▸ PROBLEM:
Please return, word for word, the lines of the items below from the very first line through the line that contains "item-name: 沙漠之鹰-海浪 — [1035, 423, 1137, 440]", including both.

Records from a collection
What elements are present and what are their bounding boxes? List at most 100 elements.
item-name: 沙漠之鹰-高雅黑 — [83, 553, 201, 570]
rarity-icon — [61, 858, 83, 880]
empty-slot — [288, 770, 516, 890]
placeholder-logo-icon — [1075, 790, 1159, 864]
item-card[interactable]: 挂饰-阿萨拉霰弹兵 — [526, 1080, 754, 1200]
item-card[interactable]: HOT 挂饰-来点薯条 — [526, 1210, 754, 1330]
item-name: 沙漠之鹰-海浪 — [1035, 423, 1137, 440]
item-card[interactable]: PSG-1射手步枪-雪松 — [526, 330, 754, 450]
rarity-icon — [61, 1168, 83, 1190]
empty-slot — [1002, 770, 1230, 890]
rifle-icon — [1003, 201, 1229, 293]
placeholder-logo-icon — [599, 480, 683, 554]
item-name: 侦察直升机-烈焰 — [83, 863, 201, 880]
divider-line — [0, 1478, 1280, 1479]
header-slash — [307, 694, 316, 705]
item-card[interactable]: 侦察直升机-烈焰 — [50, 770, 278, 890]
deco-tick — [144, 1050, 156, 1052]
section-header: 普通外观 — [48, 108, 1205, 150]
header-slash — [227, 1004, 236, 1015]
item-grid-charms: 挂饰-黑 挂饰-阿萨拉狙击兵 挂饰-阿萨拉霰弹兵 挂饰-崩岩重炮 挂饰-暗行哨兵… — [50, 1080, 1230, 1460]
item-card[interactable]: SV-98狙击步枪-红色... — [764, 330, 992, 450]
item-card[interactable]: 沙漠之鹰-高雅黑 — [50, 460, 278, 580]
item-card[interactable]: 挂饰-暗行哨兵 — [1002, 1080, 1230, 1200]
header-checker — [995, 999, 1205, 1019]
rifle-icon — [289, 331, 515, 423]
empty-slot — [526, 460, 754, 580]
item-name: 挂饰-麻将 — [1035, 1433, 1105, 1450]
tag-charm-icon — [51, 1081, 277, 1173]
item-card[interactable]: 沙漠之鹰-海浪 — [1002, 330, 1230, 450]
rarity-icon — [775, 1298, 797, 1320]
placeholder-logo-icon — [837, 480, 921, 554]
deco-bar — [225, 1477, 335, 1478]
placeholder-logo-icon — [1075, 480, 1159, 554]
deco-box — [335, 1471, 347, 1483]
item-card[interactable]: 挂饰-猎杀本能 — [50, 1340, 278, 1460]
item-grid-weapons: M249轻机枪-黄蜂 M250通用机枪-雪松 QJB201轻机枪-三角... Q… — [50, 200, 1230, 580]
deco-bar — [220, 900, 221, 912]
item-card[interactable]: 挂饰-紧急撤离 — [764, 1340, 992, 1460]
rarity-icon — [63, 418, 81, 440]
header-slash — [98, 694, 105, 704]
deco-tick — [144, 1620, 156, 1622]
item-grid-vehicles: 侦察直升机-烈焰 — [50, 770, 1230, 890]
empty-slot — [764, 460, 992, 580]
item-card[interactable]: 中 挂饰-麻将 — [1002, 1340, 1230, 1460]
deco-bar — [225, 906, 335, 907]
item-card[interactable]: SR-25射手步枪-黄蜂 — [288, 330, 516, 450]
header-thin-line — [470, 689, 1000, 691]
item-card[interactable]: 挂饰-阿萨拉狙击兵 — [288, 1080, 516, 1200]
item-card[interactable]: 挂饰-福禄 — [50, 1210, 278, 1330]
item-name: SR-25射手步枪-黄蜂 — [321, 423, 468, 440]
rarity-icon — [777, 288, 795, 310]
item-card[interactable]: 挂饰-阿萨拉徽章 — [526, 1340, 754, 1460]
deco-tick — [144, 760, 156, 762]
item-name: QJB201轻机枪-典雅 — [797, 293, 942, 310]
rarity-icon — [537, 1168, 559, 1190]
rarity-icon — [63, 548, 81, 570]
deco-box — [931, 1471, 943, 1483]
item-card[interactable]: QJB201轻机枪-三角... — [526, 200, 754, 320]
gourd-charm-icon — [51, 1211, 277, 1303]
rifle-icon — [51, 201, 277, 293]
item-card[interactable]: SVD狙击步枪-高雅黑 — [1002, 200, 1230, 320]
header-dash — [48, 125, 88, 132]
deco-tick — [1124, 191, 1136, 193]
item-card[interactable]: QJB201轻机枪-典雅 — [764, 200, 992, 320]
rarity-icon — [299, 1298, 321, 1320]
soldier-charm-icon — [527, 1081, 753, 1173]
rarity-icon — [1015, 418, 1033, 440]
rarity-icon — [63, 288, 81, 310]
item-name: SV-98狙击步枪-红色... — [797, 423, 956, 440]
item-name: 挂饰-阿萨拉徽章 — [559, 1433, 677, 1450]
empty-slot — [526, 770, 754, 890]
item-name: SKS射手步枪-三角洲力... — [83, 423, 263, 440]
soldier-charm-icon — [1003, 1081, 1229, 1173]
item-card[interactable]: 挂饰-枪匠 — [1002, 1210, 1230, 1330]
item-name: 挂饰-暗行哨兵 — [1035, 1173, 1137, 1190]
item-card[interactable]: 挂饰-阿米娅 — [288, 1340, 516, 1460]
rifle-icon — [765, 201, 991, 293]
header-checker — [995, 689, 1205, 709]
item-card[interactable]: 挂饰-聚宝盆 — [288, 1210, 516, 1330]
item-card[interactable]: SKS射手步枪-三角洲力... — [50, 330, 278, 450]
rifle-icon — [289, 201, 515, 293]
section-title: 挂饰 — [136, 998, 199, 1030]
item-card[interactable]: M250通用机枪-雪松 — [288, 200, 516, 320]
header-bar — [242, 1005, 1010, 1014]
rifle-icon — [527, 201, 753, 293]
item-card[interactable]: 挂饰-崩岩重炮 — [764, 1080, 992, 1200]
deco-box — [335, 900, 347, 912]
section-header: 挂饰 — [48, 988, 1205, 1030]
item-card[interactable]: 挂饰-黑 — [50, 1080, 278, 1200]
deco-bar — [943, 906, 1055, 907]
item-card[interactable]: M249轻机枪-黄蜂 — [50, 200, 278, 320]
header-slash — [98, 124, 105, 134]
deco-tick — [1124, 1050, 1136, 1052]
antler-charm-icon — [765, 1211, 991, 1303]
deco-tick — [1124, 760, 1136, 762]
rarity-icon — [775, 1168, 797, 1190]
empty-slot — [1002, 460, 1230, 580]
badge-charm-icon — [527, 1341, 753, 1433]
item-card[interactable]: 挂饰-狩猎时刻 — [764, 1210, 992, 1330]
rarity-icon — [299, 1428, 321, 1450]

▸ SOLUTION TO THIS PROBLEM:
What elements are present and what are their bounding boxes? List at most 100 elements.
item-name: 沙漠之鹰-高雅黑 — [83, 553, 201, 570]
rarity-icon — [61, 858, 83, 880]
empty-slot — [288, 770, 516, 890]
placeholder-logo-icon — [1075, 790, 1159, 864]
item-card[interactable]: 挂饰-阿萨拉霰弹兵 — [526, 1080, 754, 1200]
item-card[interactable]: HOT 挂饰-来点薯条 — [526, 1210, 754, 1330]
item-name: 沙漠之鹰-海浪 — [1035, 423, 1137, 440]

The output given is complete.